→ **PROBLEM**
Return every line of the material exactly.

→ **EXERCISE INPUTS**

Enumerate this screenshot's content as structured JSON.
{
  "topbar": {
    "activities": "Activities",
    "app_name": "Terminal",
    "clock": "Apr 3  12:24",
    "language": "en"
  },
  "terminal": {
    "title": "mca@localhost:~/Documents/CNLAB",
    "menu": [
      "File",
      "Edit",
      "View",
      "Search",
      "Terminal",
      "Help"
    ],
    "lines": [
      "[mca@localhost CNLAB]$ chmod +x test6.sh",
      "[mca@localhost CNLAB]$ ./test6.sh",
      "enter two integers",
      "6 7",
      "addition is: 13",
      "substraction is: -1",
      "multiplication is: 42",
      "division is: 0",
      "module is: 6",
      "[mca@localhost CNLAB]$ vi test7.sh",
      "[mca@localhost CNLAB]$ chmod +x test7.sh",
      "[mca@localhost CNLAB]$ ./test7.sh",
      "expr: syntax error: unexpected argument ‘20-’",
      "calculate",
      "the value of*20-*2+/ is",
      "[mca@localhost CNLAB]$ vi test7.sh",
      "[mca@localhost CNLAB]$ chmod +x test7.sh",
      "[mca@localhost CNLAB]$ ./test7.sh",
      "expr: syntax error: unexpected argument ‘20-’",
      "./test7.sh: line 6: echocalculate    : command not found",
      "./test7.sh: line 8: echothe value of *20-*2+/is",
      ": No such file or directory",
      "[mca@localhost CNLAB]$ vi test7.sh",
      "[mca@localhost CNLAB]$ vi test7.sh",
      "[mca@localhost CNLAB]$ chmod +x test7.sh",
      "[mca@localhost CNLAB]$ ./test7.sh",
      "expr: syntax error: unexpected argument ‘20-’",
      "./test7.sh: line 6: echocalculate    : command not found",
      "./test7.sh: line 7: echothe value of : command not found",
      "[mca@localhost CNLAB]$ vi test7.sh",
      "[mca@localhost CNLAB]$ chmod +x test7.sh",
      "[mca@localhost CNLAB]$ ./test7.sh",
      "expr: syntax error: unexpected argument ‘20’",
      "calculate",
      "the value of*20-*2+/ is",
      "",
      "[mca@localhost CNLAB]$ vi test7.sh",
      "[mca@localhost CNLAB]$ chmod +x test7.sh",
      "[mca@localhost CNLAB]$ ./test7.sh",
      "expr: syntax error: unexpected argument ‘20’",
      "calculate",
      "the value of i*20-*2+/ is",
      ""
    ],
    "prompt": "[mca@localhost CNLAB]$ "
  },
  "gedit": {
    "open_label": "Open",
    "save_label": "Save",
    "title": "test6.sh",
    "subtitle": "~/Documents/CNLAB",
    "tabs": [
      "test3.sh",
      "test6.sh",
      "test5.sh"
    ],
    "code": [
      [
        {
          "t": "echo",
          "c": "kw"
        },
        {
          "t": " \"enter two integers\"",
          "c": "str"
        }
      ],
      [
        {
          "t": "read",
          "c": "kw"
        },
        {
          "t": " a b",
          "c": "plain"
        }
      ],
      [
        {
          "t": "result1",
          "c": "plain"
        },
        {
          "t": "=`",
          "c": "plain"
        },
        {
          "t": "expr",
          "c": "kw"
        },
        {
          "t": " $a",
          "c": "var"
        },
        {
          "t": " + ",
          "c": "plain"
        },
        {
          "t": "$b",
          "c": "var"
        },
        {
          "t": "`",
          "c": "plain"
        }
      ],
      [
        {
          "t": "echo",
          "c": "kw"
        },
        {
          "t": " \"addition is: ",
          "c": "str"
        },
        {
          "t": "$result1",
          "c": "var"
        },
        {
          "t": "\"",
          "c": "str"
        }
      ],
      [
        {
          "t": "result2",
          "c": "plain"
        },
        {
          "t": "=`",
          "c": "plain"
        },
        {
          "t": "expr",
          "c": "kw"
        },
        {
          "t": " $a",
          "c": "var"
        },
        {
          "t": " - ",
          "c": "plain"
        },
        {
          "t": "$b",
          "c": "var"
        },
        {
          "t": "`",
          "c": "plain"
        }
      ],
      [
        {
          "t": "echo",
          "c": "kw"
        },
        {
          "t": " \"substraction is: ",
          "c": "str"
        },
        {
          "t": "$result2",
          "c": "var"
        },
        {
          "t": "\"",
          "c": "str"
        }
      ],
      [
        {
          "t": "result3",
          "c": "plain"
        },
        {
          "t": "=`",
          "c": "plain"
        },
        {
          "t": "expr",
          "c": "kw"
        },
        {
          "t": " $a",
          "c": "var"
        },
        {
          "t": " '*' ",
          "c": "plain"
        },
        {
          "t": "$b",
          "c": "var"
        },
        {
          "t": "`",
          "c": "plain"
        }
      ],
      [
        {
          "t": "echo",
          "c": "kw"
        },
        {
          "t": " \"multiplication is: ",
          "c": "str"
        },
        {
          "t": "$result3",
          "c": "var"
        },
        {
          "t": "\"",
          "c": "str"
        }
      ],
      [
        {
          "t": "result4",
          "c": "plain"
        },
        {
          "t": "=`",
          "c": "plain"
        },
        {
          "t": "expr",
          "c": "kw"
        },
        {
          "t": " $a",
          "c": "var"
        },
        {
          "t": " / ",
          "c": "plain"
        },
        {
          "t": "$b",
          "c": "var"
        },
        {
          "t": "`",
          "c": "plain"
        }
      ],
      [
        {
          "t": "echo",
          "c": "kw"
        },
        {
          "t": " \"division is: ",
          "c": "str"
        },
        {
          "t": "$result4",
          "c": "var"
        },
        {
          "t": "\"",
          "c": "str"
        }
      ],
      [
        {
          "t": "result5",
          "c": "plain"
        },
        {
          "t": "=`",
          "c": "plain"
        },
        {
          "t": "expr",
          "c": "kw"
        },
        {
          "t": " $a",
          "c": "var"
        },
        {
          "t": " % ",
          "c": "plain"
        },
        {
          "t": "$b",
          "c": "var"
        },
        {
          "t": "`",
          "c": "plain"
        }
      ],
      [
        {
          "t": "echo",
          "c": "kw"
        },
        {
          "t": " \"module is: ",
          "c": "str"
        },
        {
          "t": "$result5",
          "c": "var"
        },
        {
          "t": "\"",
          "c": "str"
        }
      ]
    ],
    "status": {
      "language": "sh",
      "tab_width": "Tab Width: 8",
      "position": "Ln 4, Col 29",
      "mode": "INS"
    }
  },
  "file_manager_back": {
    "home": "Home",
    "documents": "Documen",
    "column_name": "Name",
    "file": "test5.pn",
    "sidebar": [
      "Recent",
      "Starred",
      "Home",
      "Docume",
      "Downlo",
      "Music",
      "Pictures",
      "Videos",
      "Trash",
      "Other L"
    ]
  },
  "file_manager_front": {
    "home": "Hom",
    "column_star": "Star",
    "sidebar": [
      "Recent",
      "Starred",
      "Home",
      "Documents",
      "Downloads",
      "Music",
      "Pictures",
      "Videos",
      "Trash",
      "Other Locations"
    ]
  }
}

→ **ANSWER TO THIS EXERCISE**
Enumerate this screenshot's content as structured JSON.
{
  "topbar": {
    "activities": "Activities",
    "app_name": "Terminal",
    "clock": "Apr 3  12:24",
    "language": "en"
  },
  "terminal": {
    "title": "mca@localhost:~/Documents/CNLAB",
    "menu": [
      "File",
      "Edit",
      "View",
      "Search",
      "Terminal",
      "Help"
    ],
    "lines": [
      "[mca@localhost CNLAB]$ chmod +x test6.sh",
      "[mca@localhost CNLAB]$ ./test6.sh",
      "enter two integers",
      "6 7",
      "addition is: 13",
      "substraction is: -1",
      "multiplication is: 42",
      "division is: 0",
      "module is: 6",
      "[mca@localhost CNLAB]$ vi test7.sh",
      "[mca@localhost CNLAB]$ chmod +x test7.sh",
      "[mca@localhost CNLAB]$ ./test7.sh",
      "expr: syntax error: unexpected argument ‘20-’",
      "calculate",
      "the value of*20-*2+/ is",
      "[mca@localhost CNLAB]$ vi test7.sh",
      "[mca@localhost CNLAB]$ chmod +x test7.sh",
      "[mca@localhost CNLAB]$ ./test7.sh",
      "expr: syntax error: unexpected argument ‘20-’",
      "./test7.sh: line 6: echocalculate    : command not found",
      "./test7.sh: line 8: echothe value of *20-*2+/is",
      ": No such file or directory",
      "[mca@localhost CNLAB]$ vi test7.sh",
      "[mca@localhost CNLAB]$ vi test7.sh",
      "[mca@localhost CNLAB]$ chmod +x test7.sh",
      "[mca@localhost CNLAB]$ ./test7.sh",
      "expr: syntax error: unexpected argument ‘20-’",
      "./test7.sh: line 6: echocalculate    : command not found",
      "./test7.sh: line 7: echothe value of : command not found",
      "[mca@localhost CNLAB]$ vi test7.sh",
      "[mca@localhost CNLAB]$ chmod +x test7.sh",
      "[mca@localhost CNLAB]$ ./test7.sh",
      "expr: syntax error: unexpected argument ‘20’",
      "calculate",
      "the value of*20-*2+/ is",
      "",
      "[mca@localhost CNLAB]$ vi test7.sh",
      "[mca@localhost CNLAB]$ chmod +x test7.sh",
      "[mca@localhost CNLAB]$ ./test7.sh",
      "expr: syntax error: unexpected argument ‘20’",
      "calculate",
      "the value of i*20-*2+/ is",
      ""
    ],
    "prompt": "[mca@localhost CNLAB]$ "
  },
  "gedit": {
    "open_label": "Open",
    "save_label": "Save",
    "title": "test6.sh",
    "subtitle": "~/Documents/CNLAB",
    "tabs": [
      "test3.sh",
      "test6.sh",
      "test5.sh"
    ],
    "code": [
      [
        {
          "t": "echo",
          "c": "kw"
        },
        {
          "t": " \"enter two integers\"",
          "c": "str"
        }
      ],
      [
        {
          "t": "read",
          "c": "kw"
        },
        {
          "t": " a b",
          "c": "plain"
        }
      ],
      [
        {
          "t": "result1",
          "c": "plain"
        },
        {
          "t": "=`",
          "c": "plain"
        },
        {
          "t": "expr",
          "c": "kw"
        },
        {
          "t": " $a",
          "c": "var"
        },
        {
          "t": " + ",
          "c": "plain"
        },
        {
          "t": "$b",
          "c": "var"
        },
        {
          "t": "`",
          "c": "plain"
        }
      ],
      [
        {
          "t": "echo",
          "c": "kw"
        },
        {
          "t": " \"addition is: ",
          "c": "str"
        },
        {
          "t": "$result1",
          "c": "var"
        },
        {
          "t": "\"",
          "c": "str"
        }
      ],
      [
        {
          "t": "result2",
          "c": "plain"
        },
        {
          "t": "=`",
          "c": "plain"
        },
        {
          "t": "expr",
          "c": "kw"
        },
        {
          "t": " $a",
          "c": "var"
        },
        {
          "t": " - ",
          "c": "plain"
        },
        {
          "t": "$b",
          "c": "var"
        },
        {
          "t": "`",
          "c": "plain"
        }
      ],
      [
        {
          "t": "echo",
          "c": "kw"
        },
        {
          "t": " \"substraction is: ",
          "c": "str"
        },
        {
          "t": "$result2",
          "c": "var"
        },
        {
          "t": "\"",
          "c": "str"
        }
      ],
      [
        {
          "t": "result3",
          "c": "plain"
        },
        {
          "t": "=`",
          "c": "plain"
        },
        {
          "t": "expr",
          "c": "kw"
        },
        {
          "t": " $a",
          "c": "var"
        },
        {
          "t": " '*' ",
          "c": "plain"
        },
        {
          "t": "$b",
          "c": "var"
        },
        {
          "t": "`",
          "c": "plain"
        }
      ],
      [
        {
          "t": "echo",
          "c": "kw"
        },
        {
          "t": " \"multiplication is: ",
          "c": "str"
        },
        {
          "t": "$result3",
          "c": "var"
        },
        {
          "t": "\"",
          "c": "str"
        }
      ],
      [
        {
          "t": "result4",
          "c": "plain"
        },
        {
          "t": "=`",
          "c": "plain"
        },
        {
          "t": "expr",
          "c": "kw"
        },
        {
          "t": " $a",
          "c": "var"
        },
        {
          "t": " / ",
          "c": "plain"
        },
        {
          "t": "$b",
          "c": "var"
        },
        {
          "t": "`",
          "c": "plain"
        }
      ],
      [
        {
          "t": "echo",
          "c": "kw"
        },
        {
          "t": " \"division is: ",
          "c": "str"
        },
        {
          "t": "$result4",
          "c": "var"
        },
        {
          "t": "\"",
          "c": "str"
        }
      ],
      [
        {
          "t": "result5",
          "c": "plain"
        },
        {
          "t": "=`",
          "c": "plain"
        },
        {
          "t": "expr",
          "c": "kw"
        },
        {
          "t": " $a",
          "c": "var"
        },
        {
          "t": " % ",
          "c": "plain"
        },
        {
          "t": "$b",
          "c": "var"
        },
        {
          "t": "`",
          "c": "plain"
        }
      ],
      [
        {
          "t": "echo",
          "c": "kw"
        },
        {
          "t": " \"module is: ",
          "c": "str"
        },
        {
          "t": "$result5",
          "c": "var"
        },
        {
          "t": "\"",
          "c": "str"
        }
      ]
    ],
    "status": {
      "language": "sh",
      "tab_width": "Tab Width: 8",
      "position": "Ln 4, Col 29",
      "mode": "INS"
    }
  },
  "file_manager_back": {
    "home": "Home",
    "documents": "Documen",
    "column_name": "Name",
    "file": "test5.pn",
    "sidebar": [
      "Recent",
      "Starred",
      "Home",
      "Docume",
      "Downlo",
      "Music",
      "Pictures",
      "Videos",
      "Trash",
      "Other L"
    ]
  },
  "file_manager_front": {
    "home": "Hom",
    "column_star": "Star",
    "sidebar": [
      "Recent",
      "Starred",
      "Home",
      "Documents",
      "Downloads",
      "Music",
      "Pictures",
      "Videos",
      "Trash",
      "Other Locations"
    ]
  }
}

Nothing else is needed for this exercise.